Given request: Quote the data below in full, please, without altering anything.

Structured figure records
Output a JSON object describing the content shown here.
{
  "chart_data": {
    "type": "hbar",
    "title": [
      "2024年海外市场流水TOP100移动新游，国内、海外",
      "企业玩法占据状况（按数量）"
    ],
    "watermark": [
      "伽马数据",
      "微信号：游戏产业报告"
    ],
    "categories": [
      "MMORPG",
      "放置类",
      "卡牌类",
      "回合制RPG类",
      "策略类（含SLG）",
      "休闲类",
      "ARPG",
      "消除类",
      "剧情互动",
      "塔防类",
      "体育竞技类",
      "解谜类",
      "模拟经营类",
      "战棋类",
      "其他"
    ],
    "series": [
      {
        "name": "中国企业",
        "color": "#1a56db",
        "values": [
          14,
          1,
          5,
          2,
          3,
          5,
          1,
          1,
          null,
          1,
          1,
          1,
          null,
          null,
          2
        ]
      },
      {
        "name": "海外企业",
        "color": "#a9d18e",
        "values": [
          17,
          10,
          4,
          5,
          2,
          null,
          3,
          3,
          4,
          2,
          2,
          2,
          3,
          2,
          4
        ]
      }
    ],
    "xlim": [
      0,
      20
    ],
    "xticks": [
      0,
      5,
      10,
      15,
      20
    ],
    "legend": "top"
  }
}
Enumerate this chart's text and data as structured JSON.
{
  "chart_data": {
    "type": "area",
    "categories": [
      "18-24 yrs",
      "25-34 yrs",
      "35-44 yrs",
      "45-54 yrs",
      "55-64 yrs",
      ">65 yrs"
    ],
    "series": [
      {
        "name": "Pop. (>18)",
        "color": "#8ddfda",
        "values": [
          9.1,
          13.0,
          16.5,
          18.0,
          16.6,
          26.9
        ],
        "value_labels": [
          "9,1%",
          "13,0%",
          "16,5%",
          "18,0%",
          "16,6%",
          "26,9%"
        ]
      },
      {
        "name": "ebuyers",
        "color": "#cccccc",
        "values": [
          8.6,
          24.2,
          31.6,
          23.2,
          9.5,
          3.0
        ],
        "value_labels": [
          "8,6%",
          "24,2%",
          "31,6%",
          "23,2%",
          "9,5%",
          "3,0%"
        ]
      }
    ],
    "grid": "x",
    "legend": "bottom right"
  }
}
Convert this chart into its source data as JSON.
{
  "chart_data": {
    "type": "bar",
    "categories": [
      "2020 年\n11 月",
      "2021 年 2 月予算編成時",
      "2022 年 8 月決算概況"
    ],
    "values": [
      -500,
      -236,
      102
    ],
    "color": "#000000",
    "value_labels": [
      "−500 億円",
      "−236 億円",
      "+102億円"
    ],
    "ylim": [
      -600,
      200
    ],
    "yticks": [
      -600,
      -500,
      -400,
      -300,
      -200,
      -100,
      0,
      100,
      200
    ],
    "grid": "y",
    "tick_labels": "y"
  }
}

Exercise response:
Output a JSON object describing the content shown here.
{
  "chart_data": {
    "type": "hbar",
    "title": [
      "2024年海外市场流水TOP100移动新游，国内、海外",
      "企业玩法占据状况（按数量）"
    ],
    "watermark": [
      "伽马数据",
      "微信号：游戏产业报告"
    ],
    "categories": [
      "MMORPG",
      "放置类",
      "卡牌类",
      "回合制RPG类",
      "策略类（含SLG）",
      "休闲类",
      "ARPG",
      "消除类",
      "剧情互动",
      "塔防类",
      "体育竞技类",
      "解谜类",
      "模拟经营类",
      "战棋类",
      "其他"
    ],
    "series": [
      {
        "name": "中国企业",
        "color": "#1a56db",
        "values": [
          14,
          1,
          5,
          2,
          3,
          5,
          1,
          1,
          null,
          1,
          1,
          1,
          null,
          null,
          2
        ]
      },
      {
        "name": "海外企业",
        "color": "#a9d18e",
        "values": [
          17,
          10,
          4,
          5,
          2,
          null,
          3,
          3,
          4,
          2,
          2,
          2,
          3,
          2,
          4
        ]
      }
    ],
    "xlim": [
      0,
      20
    ],
    "xticks": [
      0,
      5,
      10,
      15,
      20
    ],
    "legend": "top"
  }
}
Enumerate this chart's text and data as structured JSON.
{
  "chart_data": {
    "type": "area",
    "categories": [
      "18-24 yrs",
      "25-34 yrs",
      "35-44 yrs",
      "45-54 yrs",
      "55-64 yrs",
      ">65 yrs"
    ],
    "series": [
      {
        "name": "Pop. (>18)",
        "color": "#8ddfda",
        "values": [
          9.1,
          13.0,
          16.5,
          18.0,
          16.6,
          26.9
        ],
        "value_labels": [
          "9,1%",
          "13,0%",
          "16,5%",
          "18,0%",
          "16,6%",
          "26,9%"
        ]
      },
      {
        "name": "ebuyers",
        "color": "#cccccc",
        "values": [
          8.6,
          24.2,
          31.6,
          23.2,
          9.5,
          3.0
        ],
        "value_labels": [
          "8,6%",
          "24,2%",
          "31,6%",
          "23,2%",
          "9,5%",
          "3,0%"
        ]
      }
    ],
    "grid": "x",
    "legend": "bottom right"
  }
}
Convert this chart into its source data as JSON.
{
  "chart_data": {
    "type": "bar",
    "categories": [
      "2020 年\n11 月",
      "2021 年 2 月予算編成時",
      "2022 年 8 月決算概況"
    ],
    "values": [
      -500,
      -236,
      102
    ],
    "color": "#000000",
    "value_labels": [
      "−500 億円",
      "−236 億円",
      "+102億円"
    ],
    "ylim": [
      -600,
      200
    ],
    "yticks": [
      -600,
      -500,
      -400,
      -300,
      -200,
      -100,
      0,
      100,
      200
    ],
    "grid": "y",
    "tick_labels": "y"
  }
}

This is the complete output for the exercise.